> _Given instruction_
Below is a set of records. Repeat all of them exactly.

______

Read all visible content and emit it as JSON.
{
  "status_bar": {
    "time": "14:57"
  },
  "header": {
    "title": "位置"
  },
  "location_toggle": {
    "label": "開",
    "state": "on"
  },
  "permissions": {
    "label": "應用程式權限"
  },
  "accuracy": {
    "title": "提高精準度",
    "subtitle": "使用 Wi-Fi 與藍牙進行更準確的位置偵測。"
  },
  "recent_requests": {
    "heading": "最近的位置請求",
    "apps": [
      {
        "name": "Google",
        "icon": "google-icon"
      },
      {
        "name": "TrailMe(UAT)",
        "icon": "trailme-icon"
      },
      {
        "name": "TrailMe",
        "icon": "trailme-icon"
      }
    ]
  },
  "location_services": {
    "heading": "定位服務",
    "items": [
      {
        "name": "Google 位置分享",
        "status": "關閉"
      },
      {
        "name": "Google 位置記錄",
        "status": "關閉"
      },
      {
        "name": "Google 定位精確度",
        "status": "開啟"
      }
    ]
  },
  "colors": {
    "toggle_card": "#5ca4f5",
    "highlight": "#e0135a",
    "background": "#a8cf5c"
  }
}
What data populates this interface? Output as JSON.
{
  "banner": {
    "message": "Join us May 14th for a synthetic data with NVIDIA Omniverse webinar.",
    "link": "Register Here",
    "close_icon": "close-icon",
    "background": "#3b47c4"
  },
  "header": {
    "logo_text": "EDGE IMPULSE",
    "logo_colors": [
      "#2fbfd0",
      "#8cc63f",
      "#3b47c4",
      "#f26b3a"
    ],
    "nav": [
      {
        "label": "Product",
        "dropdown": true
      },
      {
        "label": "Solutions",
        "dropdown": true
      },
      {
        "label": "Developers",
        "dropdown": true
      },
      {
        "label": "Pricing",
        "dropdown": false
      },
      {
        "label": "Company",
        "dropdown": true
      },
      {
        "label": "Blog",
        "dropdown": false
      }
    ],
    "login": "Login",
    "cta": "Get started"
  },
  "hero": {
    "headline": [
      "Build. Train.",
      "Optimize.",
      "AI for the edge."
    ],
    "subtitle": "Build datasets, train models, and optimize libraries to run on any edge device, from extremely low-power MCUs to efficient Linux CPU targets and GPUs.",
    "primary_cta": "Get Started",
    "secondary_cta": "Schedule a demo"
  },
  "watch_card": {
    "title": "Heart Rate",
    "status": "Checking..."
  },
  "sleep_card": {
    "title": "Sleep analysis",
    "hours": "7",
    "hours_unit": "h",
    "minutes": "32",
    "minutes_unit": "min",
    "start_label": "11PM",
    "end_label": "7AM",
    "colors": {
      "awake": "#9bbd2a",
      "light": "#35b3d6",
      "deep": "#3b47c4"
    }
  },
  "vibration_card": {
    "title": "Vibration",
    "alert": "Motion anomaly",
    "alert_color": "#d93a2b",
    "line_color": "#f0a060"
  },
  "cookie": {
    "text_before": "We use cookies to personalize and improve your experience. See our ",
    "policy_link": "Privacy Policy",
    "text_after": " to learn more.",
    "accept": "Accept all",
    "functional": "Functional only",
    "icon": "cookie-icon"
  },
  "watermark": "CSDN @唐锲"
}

______

> _Expected output_
Read all visible content and emit it as JSON.
{
  "status_bar": {
    "time": "14:57"
  },
  "header": {
    "title": "位置"
  },
  "location_toggle": {
    "label": "開",
    "state": "on"
  },
  "permissions": {
    "label": "應用程式權限"
  },
  "accuracy": {
    "title": "提高精準度",
    "subtitle": "使用 Wi-Fi 與藍牙進行更準確的位置偵測。"
  },
  "recent_requests": {
    "heading": "最近的位置請求",
    "apps": [
      {
        "name": "Google",
        "icon": "google-icon"
      },
      {
        "name": "TrailMe(UAT)",
        "icon": "trailme-icon"
      },
      {
        "name": "TrailMe",
        "icon": "trailme-icon"
      }
    ]
  },
  "location_services": {
    "heading": "定位服務",
    "items": [
      {
        "name": "Google 位置分享",
        "status": "關閉"
      },
      {
        "name": "Google 位置記錄",
        "status": "關閉"
      },
      {
        "name": "Google 定位精確度",
        "status": "開啟"
      }
    ]
  },
  "colors": {
    "toggle_card": "#5ca4f5",
    "highlight": "#e0135a",
    "background": "#a8cf5c"
  }
}
What data populates this interface? Output as JSON.
{
  "banner": {
    "message": "Join us May 14th for a synthetic data with NVIDIA Omniverse webinar.",
    "link": "Register Here",
    "close_icon": "close-icon",
    "background": "#3b47c4"
  },
  "header": {
    "logo_text": "EDGE IMPULSE",
    "logo_colors": [
      "#2fbfd0",
      "#8cc63f",
      "#3b47c4",
      "#f26b3a"
    ],
    "nav": [
      {
        "label": "Product",
        "dropdown": true
      },
      {
        "label": "Solutions",
        "dropdown": true
      },
      {
        "label": "Developers",
        "dropdown": true
      },
      {
        "label": "Pricing",
        "dropdown": false
      },
      {
        "label": "Company",
        "dropdown": true
      },
      {
        "label": "Blog",
        "dropdown": false
      }
    ],
    "login": "Login",
    "cta": "Get started"
  },
  "hero": {
    "headline": [
      "Build. Train.",
      "Optimize.",
      "AI for the edge."
    ],
    "subtitle": "Build datasets, train models, and optimize libraries to run on any edge device, from extremely low-power MCUs to efficient Linux CPU targets and GPUs.",
    "primary_cta": "Get Started",
    "secondary_cta": "Schedule a demo"
  },
  "watch_card": {
    "title": "Heart Rate",
    "status": "Checking..."
  },
  "sleep_card": {
    "title": "Sleep analysis",
    "hours": "7",
    "hours_unit": "h",
    "minutes": "32",
    "minutes_unit": "min",
    "start_label": "11PM",
    "end_label": "7AM",
    "colors": {
      "awake": "#9bbd2a",
      "light": "#35b3d6",
      "deep": "#3b47c4"
    }
  },
  "vibration_card": {
    "title": "Vibration",
    "alert": "Motion anomaly",
    "alert_color": "#d93a2b",
    "line_color": "#f0a060"
  },
  "cookie": {
    "text_before": "We use cookies to personalize and improve your experience. See our ",
    "policy_link": "Privacy Policy",
    "text_after": " to learn more.",
    "accept": "Accept all",
    "functional": "Functional only",
    "icon": "cookie-icon"
  },
  "watermark": "CSDN @唐锲"
}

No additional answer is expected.